--- BEGIN Entries shown ---
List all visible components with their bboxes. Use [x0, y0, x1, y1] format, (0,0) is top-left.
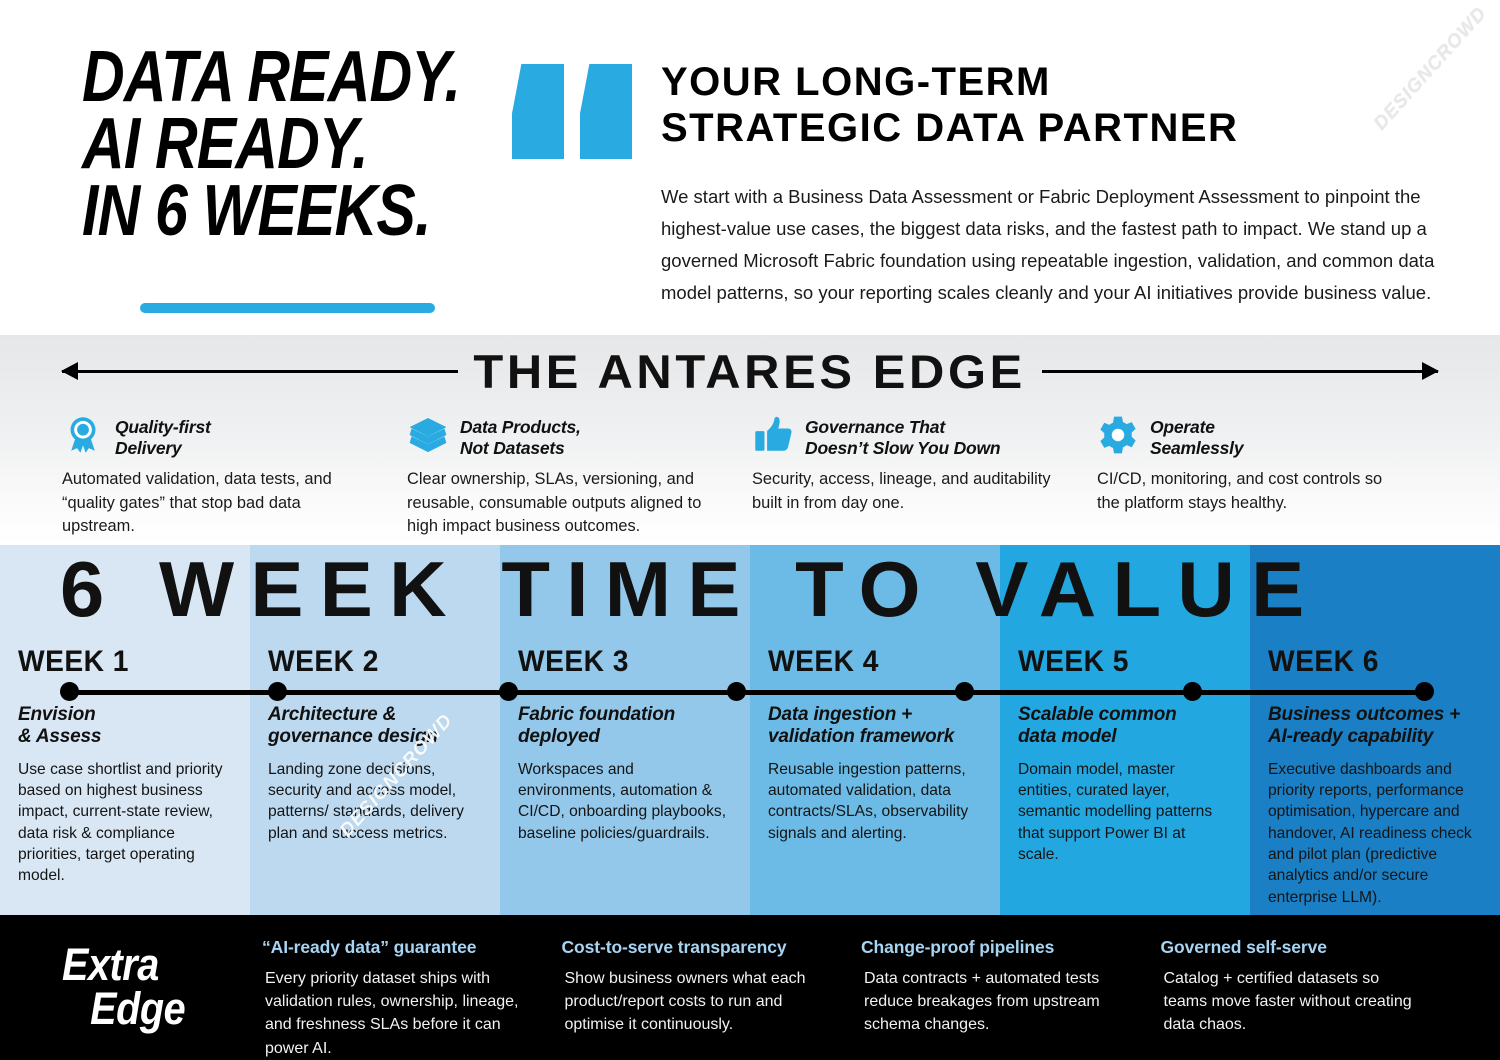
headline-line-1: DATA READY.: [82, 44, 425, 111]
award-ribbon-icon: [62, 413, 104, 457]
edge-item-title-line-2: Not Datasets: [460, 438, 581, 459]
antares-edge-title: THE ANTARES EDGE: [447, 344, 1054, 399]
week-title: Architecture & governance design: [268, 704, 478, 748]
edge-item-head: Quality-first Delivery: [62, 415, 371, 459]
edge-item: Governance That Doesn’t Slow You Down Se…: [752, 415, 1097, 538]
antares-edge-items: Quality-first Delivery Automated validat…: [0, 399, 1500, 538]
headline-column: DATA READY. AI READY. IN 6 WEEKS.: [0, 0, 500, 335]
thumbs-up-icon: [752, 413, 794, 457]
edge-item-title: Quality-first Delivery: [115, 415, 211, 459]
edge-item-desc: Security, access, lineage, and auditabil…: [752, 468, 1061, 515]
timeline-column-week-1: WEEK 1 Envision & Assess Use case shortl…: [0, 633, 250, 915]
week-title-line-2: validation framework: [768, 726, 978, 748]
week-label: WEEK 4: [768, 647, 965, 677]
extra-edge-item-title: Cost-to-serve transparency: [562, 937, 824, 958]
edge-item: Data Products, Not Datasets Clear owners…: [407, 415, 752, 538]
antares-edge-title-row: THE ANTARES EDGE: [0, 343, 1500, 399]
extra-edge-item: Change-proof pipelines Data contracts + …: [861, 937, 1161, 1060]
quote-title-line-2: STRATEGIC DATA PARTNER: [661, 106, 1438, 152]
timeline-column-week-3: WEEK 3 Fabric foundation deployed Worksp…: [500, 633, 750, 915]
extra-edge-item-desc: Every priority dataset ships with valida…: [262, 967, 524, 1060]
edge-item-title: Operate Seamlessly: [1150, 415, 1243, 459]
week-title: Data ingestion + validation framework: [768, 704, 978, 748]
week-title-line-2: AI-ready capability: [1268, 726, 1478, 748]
--- END Entries shown ---
### What to produce:
Lay out every line of the records above as a Markdown table with the columns "Row" and "Line text," numbering the rows in order and skipping blank lines. Leave the pictures out of the table.

### Task output:
| Row | Line text |
|---|---|
| 1 | List all visible components with their bboxes. Use [x0, y0, x1, y1] format, (0,0) is top-left. |
| 2 | headline-line-1: DATA READY.: [82, 44, 425, 111] |
| 3 | award-ribbon-icon: [62, 413, 104, 457] |
| 4 | edge-item-title-line-2: Not Datasets: [460, 438, 581, 459] |
| 5 | antares-edge-title: THE ANTARES EDGE: [447, 344, 1054, 399] |
| 6 | week-title: Architecture & governance design: [268, 704, 478, 748] |
| 7 | edge-item-head: Quality-first Delivery: [62, 415, 371, 459] |
| 8 | edge-item: Governance That Doesn’t Slow You Down Se…: [752, 415, 1097, 538] |
| 9 | antares-edge-items: Quality-first Delivery Automated validat…: [0, 399, 1500, 538] |
| 10 | headline-column: DATA READY. AI READY. IN 6 WEEKS.: [0, 0, 500, 335] |
| 11 | thumbs-up-icon: [752, 413, 794, 457] |
| 12 | edge-item-title: Quality-first Delivery: [115, 415, 211, 459] |
| 13 | edge-item-desc: Security, access, lineage, and auditabil…: [752, 468, 1061, 515] |
| 14 | timeline-column-week-1: WEEK 1 Envision & Assess Use case shortl…: [0, 633, 250, 915] |
| 15 | week-title-line-2: validation framework: [768, 726, 978, 748] |
| 16 | week-label: WEEK 4: [768, 647, 965, 677] |
| 17 | extra-edge-item-title: Cost-to-serve transparency: [562, 937, 824, 958] |
| 18 | edge-item: Data Products, Not Datasets Clear owners…: [407, 415, 752, 538] |
| 19 | antares-edge-title-row: THE ANTARES EDGE: [0, 343, 1500, 399] |
| 20 | extra-edge-item: Change-proof pipelines Data contracts + …: [861, 937, 1161, 1060] |
| 21 | quote-title-line-2: STRATEGIC DATA PARTNER: [661, 106, 1438, 152] |
| 22 | timeline-column-week-3: WEEK 3 Fabric foundation deployed Worksp…: [500, 633, 750, 915] |
| 23 | extra-edge-item-desc: Every priority dataset ships with valida…: [262, 967, 524, 1060] |
| 24 | edge-item-title: Operate Seamlessly: [1150, 415, 1243, 459] |
| 25 | week-title: Data ingestion + validation framework: [768, 704, 978, 748] |
| 26 | week-title-line-2: AI-ready capability: [1268, 726, 1478, 748] |